Print the listing below in its entirety, character for character.

[Items from a data source]

---

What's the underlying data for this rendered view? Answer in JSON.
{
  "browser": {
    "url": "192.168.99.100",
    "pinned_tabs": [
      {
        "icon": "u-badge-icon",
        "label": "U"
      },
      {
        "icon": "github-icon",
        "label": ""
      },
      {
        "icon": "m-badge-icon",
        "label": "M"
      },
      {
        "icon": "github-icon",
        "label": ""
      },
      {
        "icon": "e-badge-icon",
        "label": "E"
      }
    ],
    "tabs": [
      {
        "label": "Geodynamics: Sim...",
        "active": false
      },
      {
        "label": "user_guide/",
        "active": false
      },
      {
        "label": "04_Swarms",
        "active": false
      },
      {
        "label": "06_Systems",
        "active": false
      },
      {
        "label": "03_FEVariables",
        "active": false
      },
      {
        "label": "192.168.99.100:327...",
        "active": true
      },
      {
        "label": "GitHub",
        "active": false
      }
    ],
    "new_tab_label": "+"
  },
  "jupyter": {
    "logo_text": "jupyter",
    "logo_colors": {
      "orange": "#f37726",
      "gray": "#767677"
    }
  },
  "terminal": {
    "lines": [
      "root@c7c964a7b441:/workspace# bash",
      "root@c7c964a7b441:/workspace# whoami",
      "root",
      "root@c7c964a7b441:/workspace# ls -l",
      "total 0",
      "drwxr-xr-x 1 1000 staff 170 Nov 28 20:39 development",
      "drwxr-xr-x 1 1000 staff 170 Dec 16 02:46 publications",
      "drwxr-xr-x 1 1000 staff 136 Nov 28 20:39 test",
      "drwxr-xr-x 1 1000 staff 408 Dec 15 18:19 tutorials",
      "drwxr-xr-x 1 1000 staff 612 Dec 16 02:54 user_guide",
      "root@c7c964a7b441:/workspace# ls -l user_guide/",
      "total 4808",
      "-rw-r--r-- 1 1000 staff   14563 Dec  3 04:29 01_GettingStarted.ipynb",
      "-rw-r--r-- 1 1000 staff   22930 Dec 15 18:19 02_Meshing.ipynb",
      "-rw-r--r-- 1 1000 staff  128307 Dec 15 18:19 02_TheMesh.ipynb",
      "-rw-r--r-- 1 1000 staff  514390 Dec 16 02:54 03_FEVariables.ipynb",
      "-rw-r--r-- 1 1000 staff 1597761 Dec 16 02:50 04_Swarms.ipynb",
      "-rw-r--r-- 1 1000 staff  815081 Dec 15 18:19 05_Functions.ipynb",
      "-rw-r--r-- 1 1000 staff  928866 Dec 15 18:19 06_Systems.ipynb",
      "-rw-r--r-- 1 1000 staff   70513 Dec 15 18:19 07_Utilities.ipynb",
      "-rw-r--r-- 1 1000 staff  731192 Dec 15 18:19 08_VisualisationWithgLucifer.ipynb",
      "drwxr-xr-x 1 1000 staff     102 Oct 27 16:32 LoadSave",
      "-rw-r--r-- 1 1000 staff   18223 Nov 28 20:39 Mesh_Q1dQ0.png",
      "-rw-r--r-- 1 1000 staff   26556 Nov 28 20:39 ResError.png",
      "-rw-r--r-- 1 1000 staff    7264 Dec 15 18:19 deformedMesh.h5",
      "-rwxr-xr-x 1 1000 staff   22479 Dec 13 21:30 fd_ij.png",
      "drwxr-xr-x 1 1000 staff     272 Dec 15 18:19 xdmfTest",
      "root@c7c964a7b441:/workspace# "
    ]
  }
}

---

- **Right answer**
What's the underlying data for this rendered view? Answer in JSON.
{
  "browser": {
    "url": "192.168.99.100",
    "pinned_tabs": [
      {
        "icon": "u-badge-icon",
        "label": "U"
      },
      {
        "icon": "github-icon",
        "label": ""
      },
      {
        "icon": "m-badge-icon",
        "label": "M"
      },
      {
        "icon": "github-icon",
        "label": ""
      },
      {
        "icon": "e-badge-icon",
        "label": "E"
      }
    ],
    "tabs": [
      {
        "label": "Geodynamics: Sim...",
        "active": false
      },
      {
        "label": "user_guide/",
        "active": false
      },
      {
        "label": "04_Swarms",
        "active": false
      },
      {
        "label": "06_Systems",
        "active": false
      },
      {
        "label": "03_FEVariables",
        "active": false
      },
      {
        "label": "192.168.99.100:327...",
        "active": true
      },
      {
        "label": "GitHub",
        "active": false
      }
    ],
    "new_tab_label": "+"
  },
  "jupyter": {
    "logo_text": "jupyter",
    "logo_colors": {
      "orange": "#f37726",
      "gray": "#767677"
    }
  },
  "terminal": {
    "lines": [
      "root@c7c964a7b441:/workspace# bash",
      "root@c7c964a7b441:/workspace# whoami",
      "root",
      "root@c7c964a7b441:/workspace# ls -l",
      "total 0",
      "drwxr-xr-x 1 1000 staff 170 Nov 28 20:39 development",
      "drwxr-xr-x 1 1000 staff 170 Dec 16 02:46 publications",
      "drwxr-xr-x 1 1000 staff 136 Nov 28 20:39 test",
      "drwxr-xr-x 1 1000 staff 408 Dec 15 18:19 tutorials",
      "drwxr-xr-x 1 1000 staff 612 Dec 16 02:54 user_guide",
      "root@c7c964a7b441:/workspace# ls -l user_guide/",
      "total 4808",
      "-rw-r--r-- 1 1000 staff   14563 Dec  3 04:29 01_GettingStarted.ipynb",
      "-rw-r--r-- 1 1000 staff   22930 Dec 15 18:19 02_Meshing.ipynb",
      "-rw-r--r-- 1 1000 staff  128307 Dec 15 18:19 02_TheMesh.ipynb",
      "-rw-r--r-- 1 1000 staff  514390 Dec 16 02:54 03_FEVariables.ipynb",
      "-rw-r--r-- 1 1000 staff 1597761 Dec 16 02:50 04_Swarms.ipynb",
      "-rw-r--r-- 1 1000 staff  815081 Dec 15 18:19 05_Functions.ipynb",
      "-rw-r--r-- 1 1000 staff  928866 Dec 15 18:19 06_Systems.ipynb",
      "-rw-r--r-- 1 1000 staff   70513 Dec 15 18:19 07_Utilities.ipynb",
      "-rw-r--r-- 1 1000 staff  731192 Dec 15 18:19 08_VisualisationWithgLucifer.ipynb",
      "drwxr-xr-x 1 1000 staff     102 Oct 27 16:32 LoadSave",
      "-rw-r--r-- 1 1000 staff   18223 Nov 28 20:39 Mesh_Q1dQ0.png",
      "-rw-r--r-- 1 1000 staff   26556 Nov 28 20:39 ResError.png",
      "-rw-r--r-- 1 1000 staff    7264 Dec 15 18:19 deformedMesh.h5",
      "-rwxr-xr-x 1 1000 staff   22479 Dec 13 21:30 fd_ij.png",
      "drwxr-xr-x 1 1000 staff     272 Dec 15 18:19 xdmfTest",
      "root@c7c964a7b441:/workspace# "
    ]
  }
}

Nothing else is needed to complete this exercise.